## Task objective
Copy the records that follow exactly as written, but not their pictures.

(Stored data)
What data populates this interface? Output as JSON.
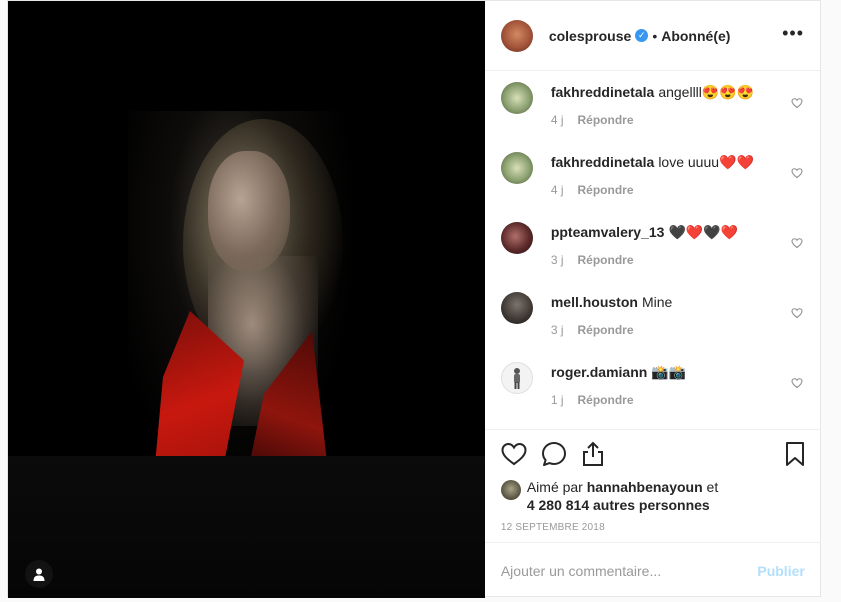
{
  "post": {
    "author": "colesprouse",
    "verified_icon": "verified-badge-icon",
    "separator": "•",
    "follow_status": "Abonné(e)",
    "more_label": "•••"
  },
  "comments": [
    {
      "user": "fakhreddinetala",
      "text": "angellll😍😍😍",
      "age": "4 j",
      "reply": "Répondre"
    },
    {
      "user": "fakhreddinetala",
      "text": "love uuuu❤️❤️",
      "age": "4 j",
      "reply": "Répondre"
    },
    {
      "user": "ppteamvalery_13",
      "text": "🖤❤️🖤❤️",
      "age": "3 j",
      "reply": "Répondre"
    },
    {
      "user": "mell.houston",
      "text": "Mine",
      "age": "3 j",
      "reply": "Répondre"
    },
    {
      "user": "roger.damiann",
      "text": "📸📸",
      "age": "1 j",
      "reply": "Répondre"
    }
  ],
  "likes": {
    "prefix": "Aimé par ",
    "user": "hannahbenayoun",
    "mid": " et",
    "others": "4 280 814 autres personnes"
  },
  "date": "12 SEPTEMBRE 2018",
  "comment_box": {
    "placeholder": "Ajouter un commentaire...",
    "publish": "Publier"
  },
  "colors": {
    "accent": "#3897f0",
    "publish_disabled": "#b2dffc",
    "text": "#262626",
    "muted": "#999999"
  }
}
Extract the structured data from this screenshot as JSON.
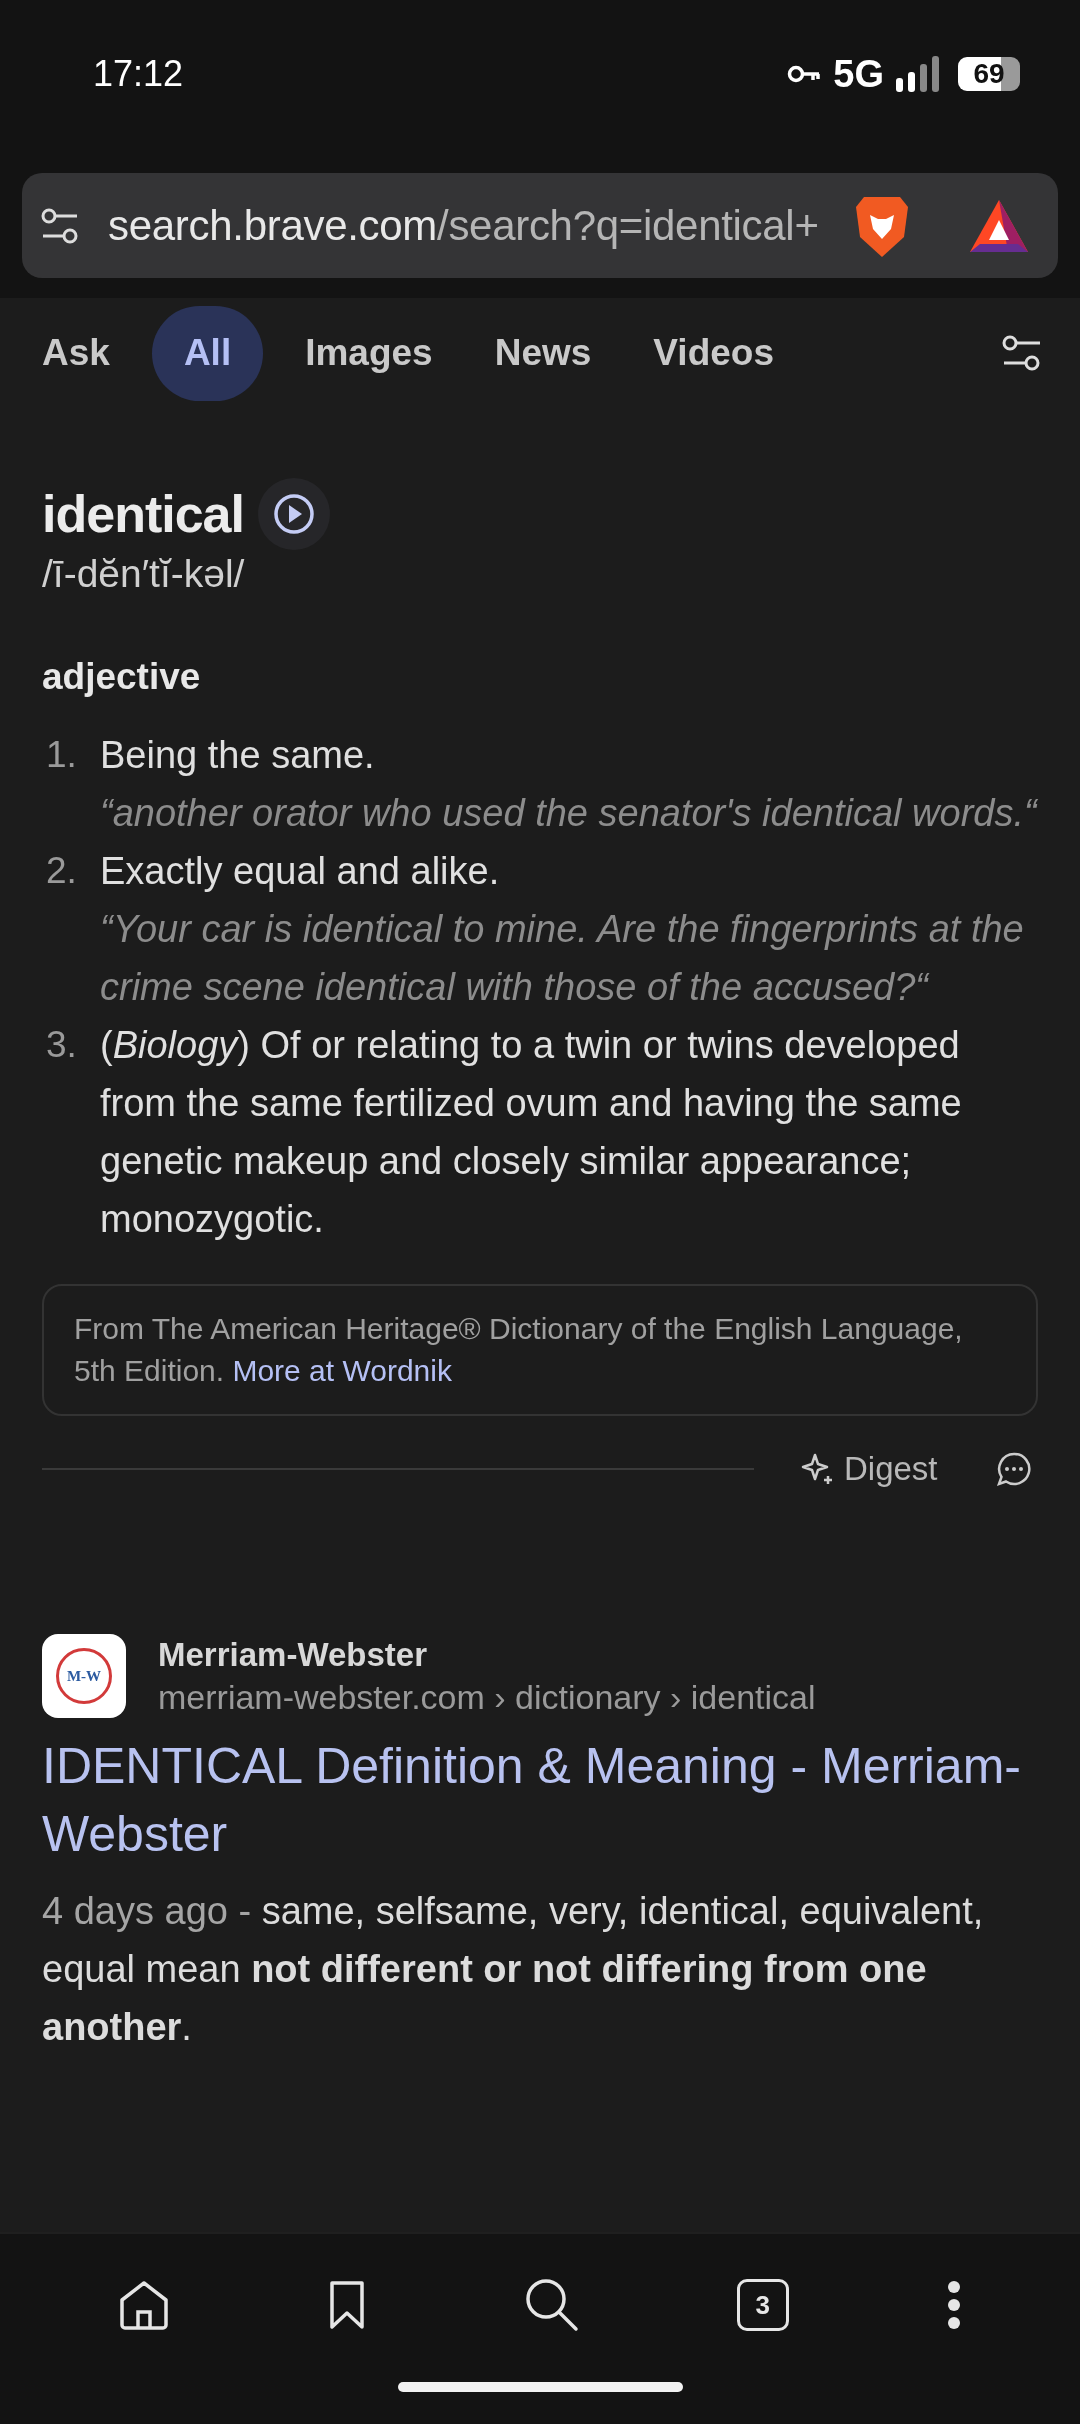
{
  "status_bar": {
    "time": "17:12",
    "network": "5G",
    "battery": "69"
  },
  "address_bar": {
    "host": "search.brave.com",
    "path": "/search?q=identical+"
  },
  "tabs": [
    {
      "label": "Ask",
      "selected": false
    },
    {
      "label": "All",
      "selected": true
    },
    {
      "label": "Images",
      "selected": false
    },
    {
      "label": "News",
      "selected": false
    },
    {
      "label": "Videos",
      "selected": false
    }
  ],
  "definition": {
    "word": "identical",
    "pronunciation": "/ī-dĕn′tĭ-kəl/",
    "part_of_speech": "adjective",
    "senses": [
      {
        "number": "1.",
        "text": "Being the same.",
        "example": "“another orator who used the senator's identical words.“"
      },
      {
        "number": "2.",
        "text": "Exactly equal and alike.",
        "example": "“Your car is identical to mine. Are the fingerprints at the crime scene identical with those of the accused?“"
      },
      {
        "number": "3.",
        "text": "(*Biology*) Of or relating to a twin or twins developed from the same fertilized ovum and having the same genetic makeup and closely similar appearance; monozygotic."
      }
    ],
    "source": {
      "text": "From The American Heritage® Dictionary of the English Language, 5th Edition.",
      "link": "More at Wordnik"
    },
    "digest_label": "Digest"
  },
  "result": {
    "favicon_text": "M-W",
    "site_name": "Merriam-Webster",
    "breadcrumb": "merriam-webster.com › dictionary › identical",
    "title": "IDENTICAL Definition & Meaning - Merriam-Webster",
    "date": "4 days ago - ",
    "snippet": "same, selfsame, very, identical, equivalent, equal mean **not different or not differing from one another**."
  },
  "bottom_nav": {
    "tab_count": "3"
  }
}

## Correct result
What data populates this interface? Output as JSON.
{
  "post": {
    "author": "colesprouse",
    "verified_icon": "verified-badge-icon",
    "separator": "•",
    "follow_status": "Abonné(e)",
    "more_label": "•••"
  },
  "comments": [
    {
      "user": "fakhreddinetala",
      "text": "angellll😍😍😍",
      "age": "4 j",
      "reply": "Répondre"
    },
    {
      "user": "fakhreddinetala",
      "text": "love uuuu❤️❤️",
      "age": "4 j",
      "reply": "Répondre"
    },
    {
      "user": "ppteamvalery_13",
      "text": "🖤❤️🖤❤️",
      "age": "3 j",
      "reply": "Répondre"
    },
    {
      "user": "mell.houston",
      "text": "Mine",
      "age": "3 j",
      "reply": "Répondre"
    },
    {
      "user": "roger.damiann",
      "text": "📸📸",
      "age": "1 j",
      "reply": "Répondre"
    }
  ],
  "likes": {
    "prefix": "Aimé par ",
    "user": "hannahbenayoun",
    "mid": " et",
    "others": "4 280 814 autres personnes"
  },
  "date": "12 SEPTEMBRE 2018",
  "comment_box": {
    "placeholder": "Ajouter un commentaire...",
    "publish": "Publier"
  },
  "colors": {
    "accent": "#3897f0",
    "publish_disabled": "#b2dffc",
    "text": "#262626",
    "muted": "#999999"
  }
}
Extract the structured data from this screenshot as JSON.
{
  "status_bar": {
    "time": "17:12",
    "network": "5G",
    "battery": "69"
  },
  "address_bar": {
    "host": "search.brave.com",
    "path": "/search?q=identical+"
  },
  "tabs": [
    {
      "label": "Ask",
      "selected": false
    },
    {
      "label": "All",
      "selected": true
    },
    {
      "label": "Images",
      "selected": false
    },
    {
      "label": "News",
      "selected": false
    },
    {
      "label": "Videos",
      "selected": false
    }
  ],
  "definition": {
    "word": "identical",
    "pronunciation": "/ī-dĕn′tĭ-kəl/",
    "part_of_speech": "adjective",
    "senses": [
      {
        "number": "1.",
        "text": "Being the same.",
        "example": "“another orator who used the senator's identical words.“"
      },
      {
        "number": "2.",
        "text": "Exactly equal and alike.",
        "example": "“Your car is identical to mine. Are the fingerprints at the crime scene identical with those of the accused?“"
      },
      {
        "number": "3.",
        "text": "(*Biology*) Of or relating to a twin or twins developed from the same fertilized ovum and having the same genetic makeup and closely similar appearance; monozygotic."
      }
    ],
    "source": {
      "text": "From The American Heritage® Dictionary of the English Language, 5th Edition.",
      "link": "More at Wordnik"
    },
    "digest_label": "Digest"
  },
  "result": {
    "favicon_text": "M-W",
    "site_name": "Merriam-Webster",
    "breadcrumb": "merriam-webster.com › dictionary › identical",
    "title": "IDENTICAL Definition & Meaning - Merriam-Webster",
    "date": "4 days ago - ",
    "snippet": "same, selfsame, very, identical, equivalent, equal mean **not different or not differing from one another**."
  },
  "bottom_nav": {
    "tab_count": "3"
  }
}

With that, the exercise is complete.